## Start GIVEN DATA

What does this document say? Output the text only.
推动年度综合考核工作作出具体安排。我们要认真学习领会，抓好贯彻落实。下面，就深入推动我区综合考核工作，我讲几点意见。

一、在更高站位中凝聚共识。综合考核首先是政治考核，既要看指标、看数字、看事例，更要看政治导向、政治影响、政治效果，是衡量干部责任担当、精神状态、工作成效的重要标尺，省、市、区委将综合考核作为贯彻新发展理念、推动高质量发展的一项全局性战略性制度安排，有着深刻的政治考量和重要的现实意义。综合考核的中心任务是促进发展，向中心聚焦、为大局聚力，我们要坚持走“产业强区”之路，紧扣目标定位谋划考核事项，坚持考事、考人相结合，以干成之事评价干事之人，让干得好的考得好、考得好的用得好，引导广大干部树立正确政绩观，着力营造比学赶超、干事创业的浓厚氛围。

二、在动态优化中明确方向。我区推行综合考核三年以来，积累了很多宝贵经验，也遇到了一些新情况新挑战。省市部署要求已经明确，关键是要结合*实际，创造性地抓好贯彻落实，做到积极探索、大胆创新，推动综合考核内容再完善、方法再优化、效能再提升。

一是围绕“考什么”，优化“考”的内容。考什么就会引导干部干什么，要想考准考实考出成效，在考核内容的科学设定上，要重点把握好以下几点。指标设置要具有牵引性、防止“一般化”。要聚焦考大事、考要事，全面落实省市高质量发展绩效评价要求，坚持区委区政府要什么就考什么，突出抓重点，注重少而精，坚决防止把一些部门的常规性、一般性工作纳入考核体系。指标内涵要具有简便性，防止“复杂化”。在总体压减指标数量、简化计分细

## End GIVEN DATA

§ PROBLEM TO WORK ON: Reproduce the full listing word for word.

§ FULL OUTPUT:
What does this document say? Output the text only.
推动年度综合考核工作作出具体安排。我们要认真学习领会，抓好贯彻落实。下面，就深入推动我区综合考核工作，我讲几点意见。

一、在更高站位中凝聚共识。综合考核首先是政治考核，既要看指标、看数字、看事例，更要看政治导向、政治影响、政治效果，是衡量干部责任担当、精神状态、工作成效的重要标尺，省、市、区委将综合考核作为贯彻新发展理念、推动高质量发展的一项全局性战略性制度安排，有着深刻的政治考量和重要的现实意义。综合考核的中心任务是促进发展，向中心聚焦、为大局聚力，我们要坚持走“产业强区”之路，紧扣目标定位谋划考核事项，坚持考事、考人相结合，以干成之事评价干事之人，让干得好的考得好、考得好的用得好，引导广大干部树立正确政绩观，着力营造比学赶超、干事创业的浓厚氛围。

二、在动态优化中明确方向。我区推行综合考核三年以来，积累了很多宝贵经验，也遇到了一些新情况新挑战。省市部署要求已经明确，关键是要结合*实际，创造性地抓好贯彻落实，做到积极探索、大胆创新，推动综合考核内容再完善、方法再优化、效能再提升。

一是围绕“考什么”，优化“考”的内容。考什么就会引导干部干什么，要想考准考实考出成效，在考核内容的科学设定上，要重点把握好以下几点。指标设置要具有牵引性、防止“一般化”。要聚焦考大事、考要事，全面落实省市高质量发展绩效评价要求，坚持区委区政府要什么就考什么，突出抓重点，注重少而精，坚决防止把一些部门的常规性、一般性工作纳入考核体系。指标内涵要具有简便性，防止“复杂化”。在总体压减指标数量、简化计分细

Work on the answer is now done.